[The task] Go through the data below. Pull out every line that has the word "diag".

Data entries
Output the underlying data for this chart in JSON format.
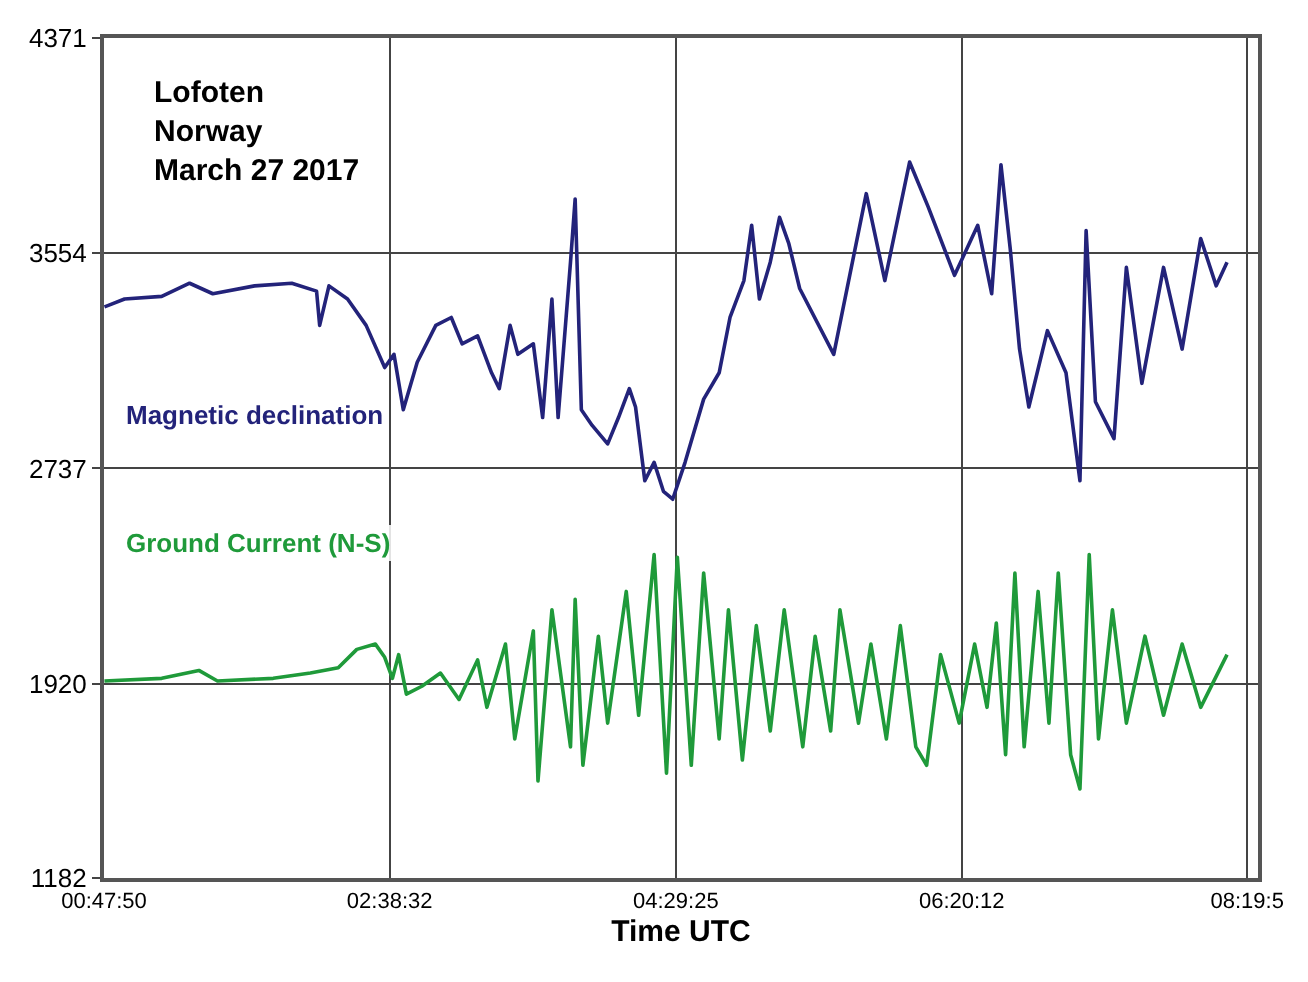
{
  "chart_data": {
    "type": "line",
    "xlabel": "Time UTC",
    "annotations": [
      "Lofoten\nNorway\nMarch 27 2017"
    ],
    "xlim": [
      0.7972,
      8.25
    ],
    "ylim": [
      1182,
      4371
    ],
    "xticks": [
      {
        "value": 0.7972,
        "label": "00:47:50"
      },
      {
        "value": 2.6422,
        "label": "02:38:32"
      },
      {
        "value": 4.4903,
        "label": "04:29:25"
      },
      {
        "value": 6.3367,
        "label": "06:20:12"
      },
      {
        "value": 8.18,
        "label": "08:19:5"
      }
    ],
    "yticks": [
      1182,
      1920,
      2737,
      3554,
      4371
    ],
    "grid": true,
    "legend": false,
    "marker": "none",
    "line_style": "solid",
    "series": [
      {
        "name": "Magnetic declination",
        "color": "#23237a",
        "x": [
          0.8,
          0.93,
          1.17,
          1.35,
          1.5,
          1.77,
          2.01,
          2.17,
          2.19,
          2.25,
          2.37,
          2.49,
          2.61,
          2.67,
          2.73,
          2.82,
          2.94,
          3.04,
          3.11,
          3.21,
          3.3,
          3.35,
          3.42,
          3.47,
          3.57,
          3.63,
          3.69,
          3.73,
          3.81,
          3.84,
          3.88,
          3.95,
          4.05,
          4.12,
          4.19,
          4.23,
          4.29,
          4.35,
          4.41,
          4.47,
          4.55,
          4.67,
          4.77,
          4.84,
          4.93,
          4.98,
          5.03,
          5.1,
          5.16,
          5.22,
          5.29,
          5.51,
          5.72,
          5.84,
          6.0,
          6.12,
          6.29,
          6.44,
          6.53,
          6.59,
          6.65,
          6.71,
          6.77,
          6.89,
          7.01,
          7.1,
          7.14,
          7.2,
          7.32,
          7.4,
          7.5,
          7.64,
          7.76,
          7.88,
          7.98,
          8.05
        ],
        "values": [
          3350,
          3380,
          3390,
          3440,
          3400,
          3430,
          3440,
          3410,
          3280,
          3430,
          3380,
          3280,
          3120,
          3170,
          2960,
          3140,
          3280,
          3310,
          3210,
          3240,
          3100,
          3040,
          3280,
          3170,
          3210,
          2930,
          3380,
          2930,
          3520,
          3760,
          2960,
          2900,
          2830,
          2930,
          3040,
          2970,
          2690,
          2760,
          2650,
          2620,
          2760,
          3000,
          3100,
          3310,
          3450,
          3660,
          3380,
          3520,
          3690,
          3590,
          3420,
          3170,
          3780,
          3450,
          3900,
          3730,
          3470,
          3660,
          3400,
          3890,
          3570,
          3190,
          2970,
          3260,
          3100,
          2690,
          3640,
          2990,
          2850,
          3500,
          3060,
          3500,
          3190,
          3610,
          3430,
          3520
        ]
      },
      {
        "name": "Ground Current (N-S)",
        "color": "#1f9a3a",
        "x": [
          0.8,
          1.17,
          1.41,
          1.53,
          1.89,
          2.13,
          2.31,
          2.43,
          2.55,
          2.61,
          2.66,
          2.7,
          2.75,
          2.85,
          2.97,
          3.09,
          3.21,
          3.27,
          3.39,
          3.45,
          3.57,
          3.6,
          3.69,
          3.81,
          3.84,
          3.89,
          3.99,
          4.05,
          4.17,
          4.25,
          4.35,
          4.43,
          4.5,
          4.59,
          4.67,
          4.77,
          4.83,
          4.92,
          5.01,
          5.1,
          5.19,
          5.31,
          5.39,
          5.49,
          5.55,
          5.67,
          5.75,
          5.85,
          5.94,
          6.04,
          6.11,
          6.2,
          6.32,
          6.42,
          6.5,
          6.56,
          6.62,
          6.68,
          6.74,
          6.83,
          6.9,
          6.96,
          7.04,
          7.1,
          7.16,
          7.22,
          7.31,
          7.4,
          7.52,
          7.64,
          7.76,
          7.88,
          8.05
        ],
        "values": [
          1930,
          1940,
          1970,
          1930,
          1940,
          1960,
          1980,
          2050,
          2070,
          2020,
          1940,
          2030,
          1880,
          1910,
          1960,
          1860,
          2010,
          1830,
          2070,
          1710,
          2120,
          1550,
          2200,
          1680,
          2240,
          1610,
          2100,
          1770,
          2270,
          1800,
          2410,
          1580,
          2400,
          1610,
          2340,
          1710,
          2200,
          1630,
          2140,
          1740,
          2200,
          1680,
          2100,
          1740,
          2200,
          1770,
          2070,
          1710,
          2140,
          1680,
          1610,
          2030,
          1770,
          2070,
          1830,
          2150,
          1650,
          2340,
          1680,
          2270,
          1770,
          2340,
          1650,
          1520,
          2410,
          1710,
          2200,
          1770,
          2100,
          1800,
          2070,
          1830,
          2030
        ]
      }
    ]
  }
}
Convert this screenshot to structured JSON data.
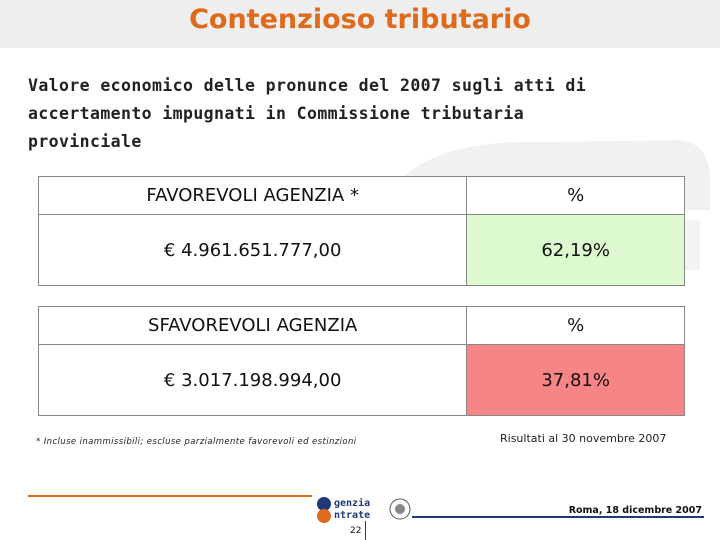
{
  "header": {
    "title": "Contenzioso tributario"
  },
  "subtitle_lines": [
    "Valore economico delle pronunce del 2007 sugli atti di",
    "accertamento impugnati in Commissione tributaria",
    "provinciale"
  ],
  "tables": [
    {
      "label_header": "FAVOREVOLI AGENZIA *",
      "pct_header": "%",
      "amount": "€ 4.961.651.777,00",
      "percentage": "62,19%",
      "highlight_color": "#ddf9cf"
    },
    {
      "label_header": "SFAVOREVOLI AGENZIA",
      "pct_header": "%",
      "amount": "€ 3.017.198.994,00",
      "percentage": "37,81%",
      "highlight_color": "#f78585"
    }
  ],
  "footnote": "* Incluse inammissibili; escluse parzialmente favorevoli ed estinzioni",
  "as_of": "Risultati al 30 novembre 2007",
  "footer": {
    "logo_line1": "genzia",
    "logo_line2": "ntrate",
    "date": "Roma, 18 dicembre 2007",
    "page_number": "22"
  },
  "colors": {
    "title": "#e06a1c",
    "brand_blue": "#1e3a7a"
  }
}
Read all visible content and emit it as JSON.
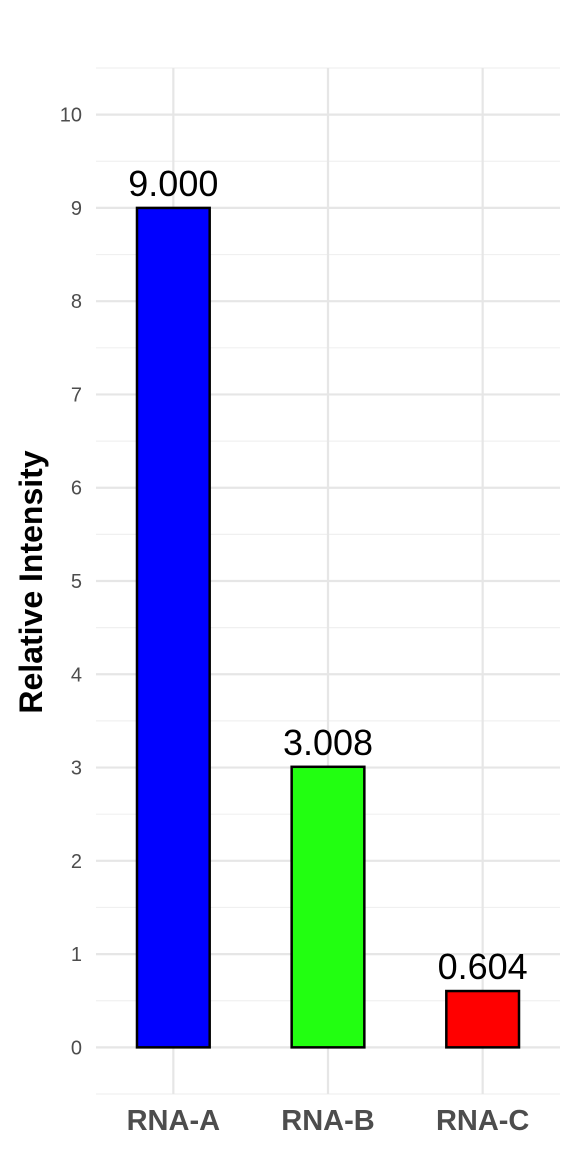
{
  "chart_data": {
    "type": "bar",
    "title": "",
    "xlabel": "",
    "ylabel": "Relative Intensity",
    "categories": [
      "RNA-A",
      "RNA-B",
      "RNA-C"
    ],
    "values": [
      9.0,
      3.008,
      0.604
    ],
    "data_labels": [
      "9.000",
      "3.008",
      "0.604"
    ],
    "bar_colors": [
      "#0000ff",
      "#22ff11",
      "#ff0000"
    ],
    "ylim": [
      -0.5,
      10.5
    ],
    "yticks": [
      0,
      1,
      2,
      3,
      4,
      5,
      6,
      7,
      8,
      9,
      10
    ],
    "grid": true,
    "legend": "none"
  }
}
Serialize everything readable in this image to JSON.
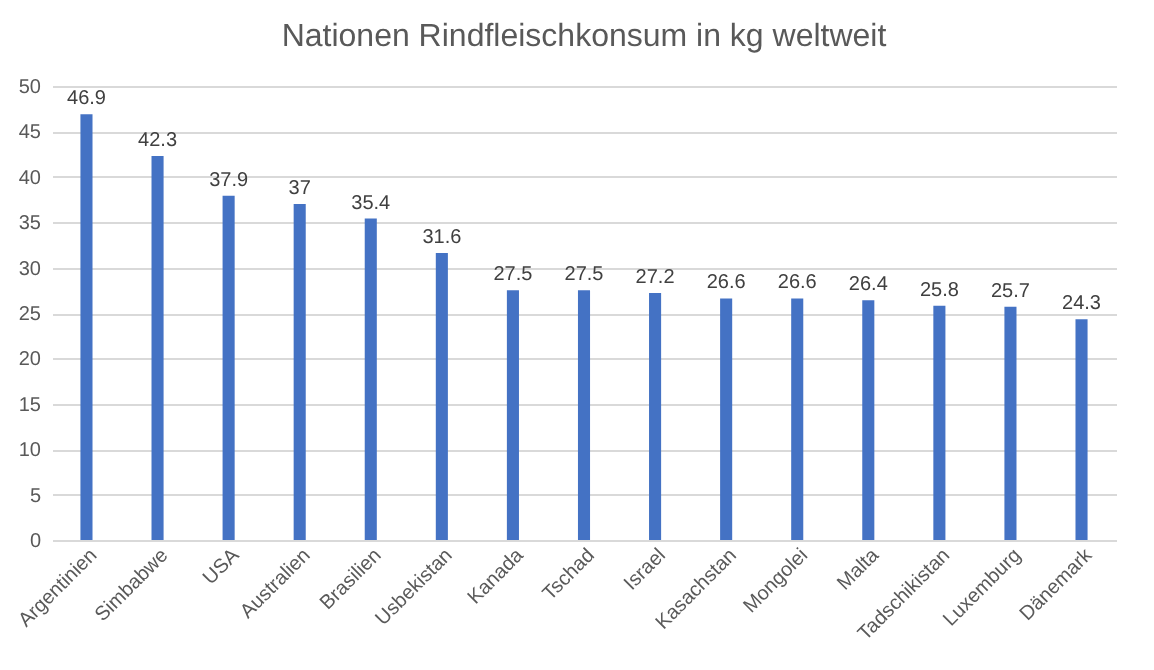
{
  "chart_data": {
    "type": "bar",
    "title": "Nationen Rindfleischkonsum in kg weltweit",
    "categories": [
      "Argentinien",
      "Simbabwe",
      "USA",
      "Australien",
      "Brasilien",
      "Usbekistan",
      "Kanada",
      "Tschad",
      "Israel",
      "Kasachstan",
      "Mongolei",
      "Malta",
      "Tadschikistan",
      "Luxemburg",
      "Dänemark"
    ],
    "values": [
      46.9,
      42.3,
      37.9,
      37,
      35.4,
      31.6,
      27.5,
      27.5,
      27.2,
      26.6,
      26.6,
      26.4,
      25.8,
      25.7,
      24.3
    ],
    "color": "#4472c4",
    "ylim": [
      0,
      50
    ],
    "yticks": [
      0,
      5,
      10,
      15,
      20,
      25,
      30,
      35,
      40,
      45,
      50
    ],
    "grid": "y",
    "data_labels": true
  }
}
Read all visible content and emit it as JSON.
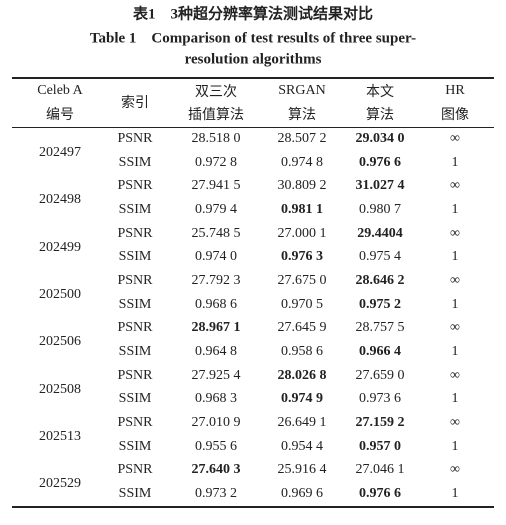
{
  "title": {
    "cn": "表1　3种超分辨率算法测试结果对比",
    "en_line1": "Table 1　Comparison of test results of three super-",
    "en_line2": "resolution algorithms"
  },
  "table": {
    "header": [
      [
        "Celeb A",
        "编号"
      ],
      [
        "索引"
      ],
      [
        "双三次",
        "插值算法"
      ],
      [
        "SRGAN",
        "算法"
      ],
      [
        "本文",
        "算法"
      ],
      [
        "HR",
        "图像"
      ]
    ],
    "groups": [
      {
        "id": "202497",
        "rows": [
          {
            "metric": "PSNR",
            "cells": [
              "28.518 0",
              "28.507 2",
              "29.034 0",
              "∞"
            ],
            "bold": 2
          },
          {
            "metric": "SSIM",
            "cells": [
              "0.972 8",
              "0.974 8",
              "0.976 6",
              "1"
            ],
            "bold": 2
          }
        ]
      },
      {
        "id": "202498",
        "rows": [
          {
            "metric": "PSNR",
            "cells": [
              "27.941 5",
              "30.809 2",
              "31.027 4",
              "∞"
            ],
            "bold": 2
          },
          {
            "metric": "SSIM",
            "cells": [
              "0.979 4",
              "0.981 1",
              "0.980 7",
              "1"
            ],
            "bold": 1
          }
        ]
      },
      {
        "id": "202499",
        "rows": [
          {
            "metric": "PSNR",
            "cells": [
              "25.748 5",
              "27.000 1",
              "29.4404",
              "∞"
            ],
            "bold": 2
          },
          {
            "metric": "SSIM",
            "cells": [
              "0.974 0",
              "0.976 3",
              "0.975 4",
              "1"
            ],
            "bold": 1
          }
        ]
      },
      {
        "id": "202500",
        "rows": [
          {
            "metric": "PSNR",
            "cells": [
              "27.792 3",
              "27.675 0",
              "28.646 2",
              "∞"
            ],
            "bold": 2
          },
          {
            "metric": "SSIM",
            "cells": [
              "0.968 6",
              "0.970 5",
              "0.975 2",
              "1"
            ],
            "bold": 2
          }
        ]
      },
      {
        "id": "202506",
        "rows": [
          {
            "metric": "PSNR",
            "cells": [
              "28.967 1",
              "27.645 9",
              "28.757 5",
              "∞"
            ],
            "bold": 0
          },
          {
            "metric": "SSIM",
            "cells": [
              "0.964 8",
              "0.958 6",
              "0.966 4",
              "1"
            ],
            "bold": 2
          }
        ]
      },
      {
        "id": "202508",
        "rows": [
          {
            "metric": "PSNR",
            "cells": [
              "27.925 4",
              "28.026 8",
              "27.659 0",
              "∞"
            ],
            "bold": 1
          },
          {
            "metric": "SSIM",
            "cells": [
              "0.968 3",
              "0.974 9",
              "0.973 6",
              "1"
            ],
            "bold": 1
          }
        ]
      },
      {
        "id": "202513",
        "rows": [
          {
            "metric": "PSNR",
            "cells": [
              "27.010 9",
              "26.649 1",
              "27.159 2",
              "∞"
            ],
            "bold": 2
          },
          {
            "metric": "SSIM",
            "cells": [
              "0.955 6",
              "0.954 4",
              "0.957 0",
              "1"
            ],
            "bold": 2
          }
        ]
      },
      {
        "id": "202529",
        "rows": [
          {
            "metric": "PSNR",
            "cells": [
              "27.640 3",
              "25.916 4",
              "27.046 1",
              "∞"
            ],
            "bold": 0
          },
          {
            "metric": "SSIM",
            "cells": [
              "0.973 2",
              "0.969 6",
              "0.976 6",
              "1"
            ],
            "bold": 2
          }
        ]
      }
    ]
  }
}
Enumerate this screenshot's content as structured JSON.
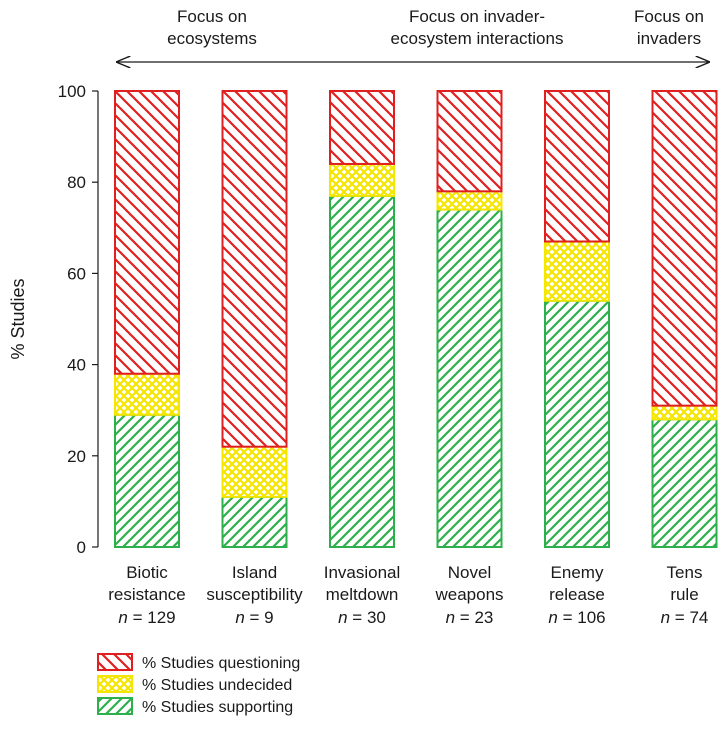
{
  "chart_data": {
    "type": "bar",
    "stacked": true,
    "ylabel": "% Studies",
    "ylim": [
      0,
      100
    ],
    "yticks": [
      0,
      20,
      40,
      60,
      80,
      100
    ],
    "categories": [
      {
        "line1": "Biotic",
        "line2": "resistance",
        "n_prefix": "n",
        "n_value": "= 129"
      },
      {
        "line1": "Island",
        "line2": "susceptibility",
        "n_prefix": "n",
        "n_value": "= 9"
      },
      {
        "line1": "Invasional",
        "line2": "meltdown",
        "n_prefix": "n",
        "n_value": "= 30"
      },
      {
        "line1": "Novel",
        "line2": "weapons",
        "n_prefix": "n",
        "n_value": "= 23"
      },
      {
        "line1": "Enemy",
        "line2": "release",
        "n_prefix": "n",
        "n_value": "= 106"
      },
      {
        "line1": "Tens",
        "line2": "rule",
        "n_prefix": "n",
        "n_value": "= 74"
      }
    ],
    "series": [
      {
        "name": "% Studies supporting",
        "color": "#2db04b",
        "pattern": "diag-left",
        "values": [
          29,
          11,
          77,
          74,
          54,
          28
        ]
      },
      {
        "name": "% Studies undecided",
        "color": "#f5e600",
        "pattern": "cross",
        "values": [
          9,
          11,
          7,
          4,
          13,
          3
        ]
      },
      {
        "name": "% Studies questioning",
        "color": "#e02020",
        "pattern": "diag-right",
        "values": [
          62,
          78,
          16,
          22,
          33,
          69
        ]
      }
    ],
    "legend_order": [
      2,
      1,
      0
    ],
    "legend_position": "bottom-left",
    "grid": false,
    "annotations": {
      "focus": [
        {
          "line1": "Focus on",
          "line2": "ecosystems"
        },
        {
          "line1": "Focus on invader-",
          "line2": "ecosystem interactions"
        },
        {
          "line1": "Focus on",
          "line2": "invaders"
        }
      ],
      "arrow": "double-headed"
    }
  }
}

[Expected answer]
        "pattern": "diag-left",
        "pattern": "diag-right",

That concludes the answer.